Excerpt provided:
Our sample consisted of 858 women and 435 men, with a mean age of 54.5 ± 10.8 years. Men had larger pericardial fat volumes than women (66.9 ± 28.3 cm3 vs 79.2 ± 35.1 cm3) (Table 1) as well as lower unadjusted mean % predicted and ratio values. Pericardial fat was most strongly correlated with VAT, followed by WC, BMI, and SAT in women and men (Table 2).

Table 1.

—Selected Baseline Characteristics by Sex Among Jackson Heart Study Participants Who Have Valued Multidetector CT Scan and Acceptable Spirometry

Characteristic Women (n = 858) Men (n = 435)
Age, y 55.1 (10.9) 53.3 (10.7)
Pericardial fat, cm3 66.9 (28.3) 79.2 (35.1)
Visceral adipose tissue, cm3 790.6 (360.6) 850.4 (397.4)
Subcutaneous adipose tissue, cm3 2,636.0 (945.8) 1,724.1 (808.0)
Waist circumference, cm 100.7 (15.3) 102.8 (12.8)
BMI, kg/m2 32.6 (6.9) 29.8 (4.9)
Total body weight, kg 87.5 (19.3) 94.5 (17.5)
FEV1 % predicted 94.0 (17.5) 91.6 (16.2)
FVC % predicted 92.1 (16.3) 90.7 (14.7)
FEV1/FVC ratio 81.6 (8.9) 80.1 (8.5)
Restrictive lung pattern, % 8.9 (76) 8.5 (37)
Obstruction, % 5.0 (43) 7.8 (34)
Current asthma,a % 7.0 (60) 3.3 (14)
Former asthma,a % 3.0 (26) 4.9 (21)
Lung disease, % 7.7 (66) 5.1 (22)
< High school diploma, % 10.8 (93) 12.0 (52)
Current smoker, % 7.3 (63) 12.9 (56)
Former smoker, % 14.6 (125) 25.3 (110)
Pack-years of smoking 4.3 (12.1) 9.3 (17.0)
Physical activity score 2.1 (0.8) 2.2 (0.8)
Respiratory medication use, % 7.1 (61) 2.8 (12)
C-reactive protein,a,b mg/dL 1.4 1.2
Diabetes,a % 15.5 (131) 13.3 (57)
Cardiovascular disease,a % 6.3 (54) 7.4 (32)

Data represent mean (SD) or % (No.).

a

Missing values: asthma: n = 1,287; C-reactive protein: n = 1,273; diabetes: n = 1,275; cardiovascular disease: n = 1,285.

b

Geometric mean.

Table 2.

Exercise objective: Edit the pericardial fat excerpt above: reproduce the part that opens with "Obstruction, % 5.0" and closes with "(131) 13.3 (57)", with "Physical activity score" replaced by "Exercise score".

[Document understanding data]
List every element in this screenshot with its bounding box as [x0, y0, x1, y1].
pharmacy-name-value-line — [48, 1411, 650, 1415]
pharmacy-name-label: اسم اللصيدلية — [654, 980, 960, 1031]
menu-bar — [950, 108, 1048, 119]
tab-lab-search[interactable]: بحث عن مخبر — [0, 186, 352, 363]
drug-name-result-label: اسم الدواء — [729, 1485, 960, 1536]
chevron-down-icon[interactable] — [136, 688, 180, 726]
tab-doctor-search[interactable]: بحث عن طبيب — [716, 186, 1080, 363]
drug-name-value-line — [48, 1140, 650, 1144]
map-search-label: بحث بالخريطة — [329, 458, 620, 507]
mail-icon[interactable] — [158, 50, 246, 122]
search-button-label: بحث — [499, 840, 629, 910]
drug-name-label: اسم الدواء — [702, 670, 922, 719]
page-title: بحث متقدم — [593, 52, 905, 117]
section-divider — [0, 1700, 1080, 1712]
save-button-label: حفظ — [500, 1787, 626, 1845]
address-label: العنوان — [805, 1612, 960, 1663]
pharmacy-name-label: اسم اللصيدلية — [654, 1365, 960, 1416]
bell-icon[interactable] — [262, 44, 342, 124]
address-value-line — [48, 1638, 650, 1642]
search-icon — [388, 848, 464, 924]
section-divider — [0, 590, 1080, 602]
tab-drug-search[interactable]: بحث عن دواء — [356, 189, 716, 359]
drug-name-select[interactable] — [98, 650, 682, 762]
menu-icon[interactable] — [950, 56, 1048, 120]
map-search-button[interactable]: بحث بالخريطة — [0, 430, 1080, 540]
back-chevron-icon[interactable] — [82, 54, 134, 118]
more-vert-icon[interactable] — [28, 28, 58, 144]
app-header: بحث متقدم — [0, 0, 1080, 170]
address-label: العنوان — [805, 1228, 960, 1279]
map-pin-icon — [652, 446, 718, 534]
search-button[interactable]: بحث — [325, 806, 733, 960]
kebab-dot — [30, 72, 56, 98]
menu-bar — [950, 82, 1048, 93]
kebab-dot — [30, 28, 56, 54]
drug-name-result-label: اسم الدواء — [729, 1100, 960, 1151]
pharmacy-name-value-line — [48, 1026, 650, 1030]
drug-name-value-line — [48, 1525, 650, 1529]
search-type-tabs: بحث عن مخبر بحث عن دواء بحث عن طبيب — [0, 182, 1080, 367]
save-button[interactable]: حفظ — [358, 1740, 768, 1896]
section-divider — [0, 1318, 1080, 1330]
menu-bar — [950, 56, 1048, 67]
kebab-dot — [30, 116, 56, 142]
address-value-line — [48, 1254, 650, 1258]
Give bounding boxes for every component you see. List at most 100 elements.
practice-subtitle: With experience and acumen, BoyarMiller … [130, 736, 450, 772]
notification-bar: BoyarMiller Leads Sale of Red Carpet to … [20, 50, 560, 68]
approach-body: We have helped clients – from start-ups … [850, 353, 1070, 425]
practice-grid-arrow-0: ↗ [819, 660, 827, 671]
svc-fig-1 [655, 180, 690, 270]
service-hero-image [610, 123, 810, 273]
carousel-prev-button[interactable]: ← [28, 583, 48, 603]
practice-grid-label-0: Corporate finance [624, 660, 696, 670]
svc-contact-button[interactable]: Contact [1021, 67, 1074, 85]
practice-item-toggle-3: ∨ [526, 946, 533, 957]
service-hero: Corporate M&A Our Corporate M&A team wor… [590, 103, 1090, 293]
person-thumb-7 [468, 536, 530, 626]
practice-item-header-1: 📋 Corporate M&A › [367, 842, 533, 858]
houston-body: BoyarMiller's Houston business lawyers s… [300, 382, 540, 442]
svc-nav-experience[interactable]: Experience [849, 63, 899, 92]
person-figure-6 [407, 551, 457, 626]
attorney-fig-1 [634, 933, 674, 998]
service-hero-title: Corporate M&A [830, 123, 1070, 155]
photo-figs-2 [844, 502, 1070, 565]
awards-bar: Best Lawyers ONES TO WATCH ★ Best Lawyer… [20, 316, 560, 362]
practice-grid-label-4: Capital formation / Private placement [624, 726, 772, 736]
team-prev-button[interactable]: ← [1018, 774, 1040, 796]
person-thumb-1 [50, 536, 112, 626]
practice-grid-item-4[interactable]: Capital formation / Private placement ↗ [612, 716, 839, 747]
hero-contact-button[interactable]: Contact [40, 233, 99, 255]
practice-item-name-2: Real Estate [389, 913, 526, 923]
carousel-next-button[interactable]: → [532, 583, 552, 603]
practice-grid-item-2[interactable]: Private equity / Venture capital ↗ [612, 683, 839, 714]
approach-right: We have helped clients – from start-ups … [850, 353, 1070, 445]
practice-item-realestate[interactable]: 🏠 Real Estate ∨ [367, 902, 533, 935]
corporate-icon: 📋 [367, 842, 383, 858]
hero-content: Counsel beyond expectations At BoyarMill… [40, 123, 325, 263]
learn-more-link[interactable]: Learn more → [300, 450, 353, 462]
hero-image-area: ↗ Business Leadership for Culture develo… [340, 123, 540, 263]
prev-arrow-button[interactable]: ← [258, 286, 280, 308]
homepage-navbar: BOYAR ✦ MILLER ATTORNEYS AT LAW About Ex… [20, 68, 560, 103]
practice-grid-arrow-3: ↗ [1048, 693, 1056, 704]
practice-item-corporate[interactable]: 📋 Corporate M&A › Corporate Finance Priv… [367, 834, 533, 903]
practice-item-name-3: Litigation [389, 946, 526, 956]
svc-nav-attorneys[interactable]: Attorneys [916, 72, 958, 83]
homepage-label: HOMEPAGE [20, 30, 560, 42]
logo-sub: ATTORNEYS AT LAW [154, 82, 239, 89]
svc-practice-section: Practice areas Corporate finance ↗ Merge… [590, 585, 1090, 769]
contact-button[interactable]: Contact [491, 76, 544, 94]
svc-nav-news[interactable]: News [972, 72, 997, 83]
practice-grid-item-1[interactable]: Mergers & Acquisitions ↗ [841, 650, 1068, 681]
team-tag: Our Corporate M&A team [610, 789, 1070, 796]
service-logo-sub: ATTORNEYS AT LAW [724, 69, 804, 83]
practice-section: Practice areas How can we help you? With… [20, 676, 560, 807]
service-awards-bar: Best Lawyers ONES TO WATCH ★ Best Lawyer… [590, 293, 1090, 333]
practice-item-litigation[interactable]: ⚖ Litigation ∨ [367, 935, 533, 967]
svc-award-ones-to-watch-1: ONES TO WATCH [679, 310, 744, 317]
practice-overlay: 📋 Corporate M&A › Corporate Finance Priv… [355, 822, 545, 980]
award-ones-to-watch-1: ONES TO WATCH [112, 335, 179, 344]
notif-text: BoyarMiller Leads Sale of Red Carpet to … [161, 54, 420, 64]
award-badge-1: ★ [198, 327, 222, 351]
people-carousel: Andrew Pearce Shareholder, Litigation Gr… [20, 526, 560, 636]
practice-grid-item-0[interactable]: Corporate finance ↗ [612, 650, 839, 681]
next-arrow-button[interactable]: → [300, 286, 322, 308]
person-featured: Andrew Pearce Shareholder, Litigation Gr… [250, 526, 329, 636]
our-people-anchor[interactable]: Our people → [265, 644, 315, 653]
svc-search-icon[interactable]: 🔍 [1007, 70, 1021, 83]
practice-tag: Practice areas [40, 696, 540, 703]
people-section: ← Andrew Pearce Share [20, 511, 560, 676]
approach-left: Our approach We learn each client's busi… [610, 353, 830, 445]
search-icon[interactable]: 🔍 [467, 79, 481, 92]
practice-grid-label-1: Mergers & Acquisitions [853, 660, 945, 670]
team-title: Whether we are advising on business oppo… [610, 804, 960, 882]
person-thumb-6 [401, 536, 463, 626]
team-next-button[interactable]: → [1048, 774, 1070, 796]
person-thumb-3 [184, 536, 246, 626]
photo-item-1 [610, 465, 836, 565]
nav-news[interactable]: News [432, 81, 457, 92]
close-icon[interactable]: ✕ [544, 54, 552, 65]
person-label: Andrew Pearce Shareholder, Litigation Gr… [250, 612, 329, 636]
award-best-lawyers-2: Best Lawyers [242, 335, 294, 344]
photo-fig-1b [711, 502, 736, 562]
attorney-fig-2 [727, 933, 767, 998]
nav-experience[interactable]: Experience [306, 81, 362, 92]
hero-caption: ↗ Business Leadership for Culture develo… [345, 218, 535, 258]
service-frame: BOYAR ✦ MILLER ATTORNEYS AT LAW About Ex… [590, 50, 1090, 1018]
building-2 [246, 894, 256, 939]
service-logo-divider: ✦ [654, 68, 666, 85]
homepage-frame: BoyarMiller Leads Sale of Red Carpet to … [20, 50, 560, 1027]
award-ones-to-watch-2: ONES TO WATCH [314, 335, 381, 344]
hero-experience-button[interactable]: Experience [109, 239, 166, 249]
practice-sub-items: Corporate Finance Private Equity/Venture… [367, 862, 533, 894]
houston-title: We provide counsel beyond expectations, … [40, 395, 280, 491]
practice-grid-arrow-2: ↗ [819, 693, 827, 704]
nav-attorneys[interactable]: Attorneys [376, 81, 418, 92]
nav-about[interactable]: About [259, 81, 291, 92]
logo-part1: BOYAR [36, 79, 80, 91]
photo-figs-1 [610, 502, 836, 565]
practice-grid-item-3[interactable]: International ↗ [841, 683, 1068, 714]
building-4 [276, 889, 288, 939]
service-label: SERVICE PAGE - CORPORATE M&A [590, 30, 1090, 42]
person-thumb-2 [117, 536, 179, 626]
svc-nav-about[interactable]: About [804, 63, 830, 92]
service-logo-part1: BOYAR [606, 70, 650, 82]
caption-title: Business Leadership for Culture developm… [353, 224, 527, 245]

Worked solution:
Obstruction, % 5.0 (43) 7.8 (34)
Current asthma,a % 7.0 (60) 3.3 (14)
Former asthma,a % 3.0 (26) 4.9 (21)
Lung disease, % 7.7 (66) 5.1 (22)
< High school diploma, % 10.8 (93) 12.0 (52)
Current smoker, % 7.3 (63) 12.9 (56)
Former smoker, % 14.6 (125) 25.3 (110)
Pack-years of smoking 4.3 (12.1) 9.3 (17.0)
Exercise score 2.1 (0.8) 2.2 (0.8)
Respiratory medication use, % 7.1 (61) 2.8 (12)
C-reactive protein,a,b mg/dL 1.4 1.2
Diabetes,a % 15.5 (131) 13.3 (57)